### WORK INSTRUCTIONS
Print each line of the listing once more, precisely as given.

### RECORDS FOR PROCESSING
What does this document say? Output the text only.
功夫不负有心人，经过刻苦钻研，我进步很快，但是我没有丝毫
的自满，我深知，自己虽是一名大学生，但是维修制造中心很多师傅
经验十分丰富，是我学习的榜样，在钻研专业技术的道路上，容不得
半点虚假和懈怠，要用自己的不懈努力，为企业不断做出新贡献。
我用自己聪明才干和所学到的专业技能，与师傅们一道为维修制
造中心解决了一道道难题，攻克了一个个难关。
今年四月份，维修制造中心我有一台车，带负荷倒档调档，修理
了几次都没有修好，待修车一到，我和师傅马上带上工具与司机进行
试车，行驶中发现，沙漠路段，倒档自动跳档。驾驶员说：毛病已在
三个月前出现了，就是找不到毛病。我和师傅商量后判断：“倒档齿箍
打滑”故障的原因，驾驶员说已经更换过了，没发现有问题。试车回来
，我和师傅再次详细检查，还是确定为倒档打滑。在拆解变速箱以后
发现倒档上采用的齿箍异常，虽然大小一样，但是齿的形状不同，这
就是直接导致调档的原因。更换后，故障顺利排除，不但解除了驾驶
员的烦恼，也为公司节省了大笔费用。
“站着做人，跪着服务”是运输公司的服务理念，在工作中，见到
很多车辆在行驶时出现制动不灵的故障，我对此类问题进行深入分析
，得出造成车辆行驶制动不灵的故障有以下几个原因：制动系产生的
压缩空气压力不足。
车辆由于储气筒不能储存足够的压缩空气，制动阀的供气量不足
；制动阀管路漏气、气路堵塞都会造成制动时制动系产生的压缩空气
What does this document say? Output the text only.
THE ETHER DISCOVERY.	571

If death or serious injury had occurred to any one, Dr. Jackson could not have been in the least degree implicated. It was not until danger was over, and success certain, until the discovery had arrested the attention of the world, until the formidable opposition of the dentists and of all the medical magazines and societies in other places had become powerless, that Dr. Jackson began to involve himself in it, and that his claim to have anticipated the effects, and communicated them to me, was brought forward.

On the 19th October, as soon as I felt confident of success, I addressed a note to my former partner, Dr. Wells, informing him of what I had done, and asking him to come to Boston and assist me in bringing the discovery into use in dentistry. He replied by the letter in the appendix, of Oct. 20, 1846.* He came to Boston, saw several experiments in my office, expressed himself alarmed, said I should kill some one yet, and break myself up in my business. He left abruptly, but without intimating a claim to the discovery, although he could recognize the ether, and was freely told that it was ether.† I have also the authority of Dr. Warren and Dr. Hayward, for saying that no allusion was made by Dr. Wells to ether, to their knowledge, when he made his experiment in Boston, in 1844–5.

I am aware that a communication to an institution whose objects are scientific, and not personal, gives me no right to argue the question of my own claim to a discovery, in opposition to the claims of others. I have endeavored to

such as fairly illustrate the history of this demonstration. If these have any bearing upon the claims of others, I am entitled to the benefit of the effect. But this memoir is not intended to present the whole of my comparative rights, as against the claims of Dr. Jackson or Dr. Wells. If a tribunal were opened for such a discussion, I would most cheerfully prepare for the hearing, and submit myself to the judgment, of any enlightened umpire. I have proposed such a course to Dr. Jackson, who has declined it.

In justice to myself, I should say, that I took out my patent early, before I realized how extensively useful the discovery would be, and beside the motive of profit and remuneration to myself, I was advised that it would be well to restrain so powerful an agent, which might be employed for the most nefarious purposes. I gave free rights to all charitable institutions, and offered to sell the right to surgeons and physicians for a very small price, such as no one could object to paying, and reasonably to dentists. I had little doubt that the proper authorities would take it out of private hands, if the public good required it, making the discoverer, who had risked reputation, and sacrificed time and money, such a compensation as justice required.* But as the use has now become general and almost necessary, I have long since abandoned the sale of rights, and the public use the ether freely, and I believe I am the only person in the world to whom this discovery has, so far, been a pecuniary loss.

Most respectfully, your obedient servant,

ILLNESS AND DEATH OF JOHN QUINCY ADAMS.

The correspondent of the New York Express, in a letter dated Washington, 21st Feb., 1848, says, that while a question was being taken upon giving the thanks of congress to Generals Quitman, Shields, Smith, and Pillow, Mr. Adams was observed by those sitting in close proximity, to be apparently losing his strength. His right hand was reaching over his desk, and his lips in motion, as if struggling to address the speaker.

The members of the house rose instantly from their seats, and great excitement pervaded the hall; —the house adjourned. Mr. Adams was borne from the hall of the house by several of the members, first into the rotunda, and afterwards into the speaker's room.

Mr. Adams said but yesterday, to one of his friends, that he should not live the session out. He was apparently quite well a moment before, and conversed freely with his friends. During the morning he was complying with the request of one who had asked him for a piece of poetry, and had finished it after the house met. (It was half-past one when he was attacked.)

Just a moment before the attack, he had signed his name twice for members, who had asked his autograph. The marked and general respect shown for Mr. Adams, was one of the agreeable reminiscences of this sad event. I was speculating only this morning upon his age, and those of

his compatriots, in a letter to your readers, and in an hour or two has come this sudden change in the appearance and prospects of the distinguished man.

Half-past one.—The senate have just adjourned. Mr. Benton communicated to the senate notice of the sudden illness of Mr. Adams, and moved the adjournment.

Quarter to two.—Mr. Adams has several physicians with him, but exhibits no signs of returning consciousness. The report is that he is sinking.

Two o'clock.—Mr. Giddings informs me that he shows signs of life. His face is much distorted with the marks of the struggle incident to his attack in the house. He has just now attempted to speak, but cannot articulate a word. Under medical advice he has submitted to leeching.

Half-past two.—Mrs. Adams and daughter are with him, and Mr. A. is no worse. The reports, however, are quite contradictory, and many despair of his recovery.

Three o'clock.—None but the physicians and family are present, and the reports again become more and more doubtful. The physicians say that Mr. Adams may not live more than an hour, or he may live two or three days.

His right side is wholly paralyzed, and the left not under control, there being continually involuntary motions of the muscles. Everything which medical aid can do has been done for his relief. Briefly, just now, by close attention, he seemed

### OUTPUT BELOW
What does this document say? Output the text only.
功夫不负有心人，经过刻苦钻研，我进步很快，但是我没有丝毫
的自满，我深知，自己虽是一名大学生，但是维修制造中心很多师傅
经验十分丰富，是我学习的榜样，在钻研专业技术的道路上，容不得
半点虚假和懈怠，要用自己的不懈努力，为企业不断做出新贡献。
我用自己聪明才干和所学到的专业技能，与师傅们一道为维修制
造中心解决了一道道难题，攻克了一个个难关。
今年四月份，维修制造中心我有一台车，带负荷倒档调档，修理
了几次都没有修好，待修车一到，我和师傅马上带上工具与司机进行
试车，行驶中发现，沙漠路段，倒档自动跳档。驾驶员说：毛病已在
三个月前出现了，就是找不到毛病。我和师傅商量后判断：“倒档齿箍
打滑”故障的原因，驾驶员说已经更换过了，没发现有问题。试车回来
，我和师傅再次详细检查，还是确定为倒档打滑。在拆解变速箱以后
发现倒档上采用的齿箍异常，虽然大小一样，但是齿的形状不同，这
就是直接导致调档的原因。更换后，故障顺利排除，不但解除了驾驶
员的烦恼，也为公司节省了大笔费用。
“站着做人，跪着服务”是运输公司的服务理念，在工作中，见到
很多车辆在行驶时出现制动不灵的故障，我对此类问题进行深入分析
，得出造成车辆行驶制动不灵的故障有以下几个原因：制动系产生的
压缩空气压力不足。
车辆由于储气筒不能储存足够的压缩空气，制动阀的供气量不足
；制动阀管路漏气、气路堵塞都会造成制动时制动系产生的压缩空气
What does this document say? Output the text only.
THE ETHER DISCOVERY.	571

If death or serious injury had occurred to any one, Dr. Jackson could not have been in the least degree implicated. It was not until danger was over, and success certain, until the discovery had arrested the attention of the world, until the formidable opposition of the dentists and of all the medical magazines and societies in other places had become powerless, that Dr. Jackson began to involve himself in it, and that his claim to have anticipated the effects, and communicated them to me, was brought forward.

On the 19th October, as soon as I felt confident of success, I addressed a note to my former partner, Dr. Wells, informing him of what I had done, and asking him to come to Boston and assist me in bringing the discovery into use in dentistry. He replied by the letter in the appendix, of Oct. 20, 1846.* He came to Boston, saw several experiments in my office, expressed himself alarmed, said I should kill some one yet, and break myself up in my business. He left abruptly, but without intimating a claim to the discovery, although he could recognize the ether, and was freely told that it was ether.† I have also the authority of Dr. Warren and Dr. Hayward, for saying that no allusion was made by Dr. Wells to ether, to their knowledge, when he made his experiment in Boston, in 1844–5.

I am aware that a communication to an institution whose objects are scientific, and not personal, gives me no right to argue the question of my own claim to a discovery, in opposition to the claims of others. I have endeavored to

such as fairly illustrate the history of this demonstration. If these have any bearing upon the claims of others, I am entitled to the benefit of the effect. But this memoir is not intended to present the whole of my comparative rights, as against the claims of Dr. Jackson or Dr. Wells. If a tribunal were opened for such a discussion, I would most cheerfully prepare for the hearing, and submit myself to the judgment, of any enlightened umpire. I have proposed such a course to Dr. Jackson, who has declined it.

In justice to myself, I should say, that I took out my patent early, before I realized how extensively useful the discovery would be, and beside the motive of profit and remuneration to myself, I was advised that it would be well to restrain so powerful an agent, which might be employed for the most nefarious purposes. I gave free rights to all charitable institutions, and offered to sell the right to surgeons and physicians for a very small price, such as no one could object to paying, and reasonably to dentists. I had little doubt that the proper authorities would take it out of private hands, if the public good required it, making the discoverer, who had risked reputation, and sacrificed time and money, such a compensation as justice required.* But as the use has now become general and almost necessary, I have long since abandoned the sale of rights, and the public use the ether freely, and I believe I am the only person in the world to whom this discovery has, so far, been a pecuniary loss.

Most respectfully, your obedient servant,

ILLNESS AND DEATH OF JOHN QUINCY ADAMS.

The correspondent of the New York Express, in a letter dated Washington, 21st Feb., 1848, says, that while a question was being taken upon giving the thanks of congress to Generals Quitman, Shields, Smith, and Pillow, Mr. Adams was observed by those sitting in close proximity, to be apparently losing his strength. His right hand was reaching over his desk, and his lips in motion, as if struggling to address the speaker.

The members of the house rose instantly from their seats, and great excitement pervaded the hall; —the house adjourned. Mr. Adams was borne from the hall of the house by several of the members, first into the rotunda, and afterwards into the speaker's room.

Mr. Adams said but yesterday, to one of his friends, that he should not live the session out. He was apparently quite well a moment before, and conversed freely with his friends. During the morning he was complying with the request of one who had asked him for a piece of poetry, and had finished it after the house met. (It was half-past one when he was attacked.)

Just a moment before the attack, he had signed his name twice for members, who had asked his autograph. The marked and general respect shown for Mr. Adams, was one of the agreeable reminiscences of this sad event. I was speculating only this morning upon his age, and those of

his compatriots, in a letter to your readers, and in an hour or two has come this sudden change in the appearance and prospects of the distinguished man.

Half-past one.—The senate have just adjourned. Mr. Benton communicated to the senate notice of the sudden illness of Mr. Adams, and moved the adjournment.

Quarter to two.—Mr. Adams has several physicians with him, but exhibits no signs of returning consciousness. The report is that he is sinking.

Two o'clock.—Mr. Giddings informs me that he shows signs of life. His face is much distorted with the marks of the struggle incident to his attack in the house. He has just now attempted to speak, but cannot articulate a word. Under medical advice he has submitted to leeching.

Half-past two.—Mrs. Adams and daughter are with him, and Mr. A. is no worse. The reports, however, are quite contradictory, and many despair of his recovery.

Three o'clock.—None but the physicians and family are present, and the reports again become more and more doubtful. The physicians say that Mr. Adams may not live more than an hour, or he may live two or three days.

His right side is wholly paralyzed, and the left not under control, there being continually involuntary motions of the muscles. Everything which medical aid can do has been done for his relief. Briefly, just now, by close attention, he seemed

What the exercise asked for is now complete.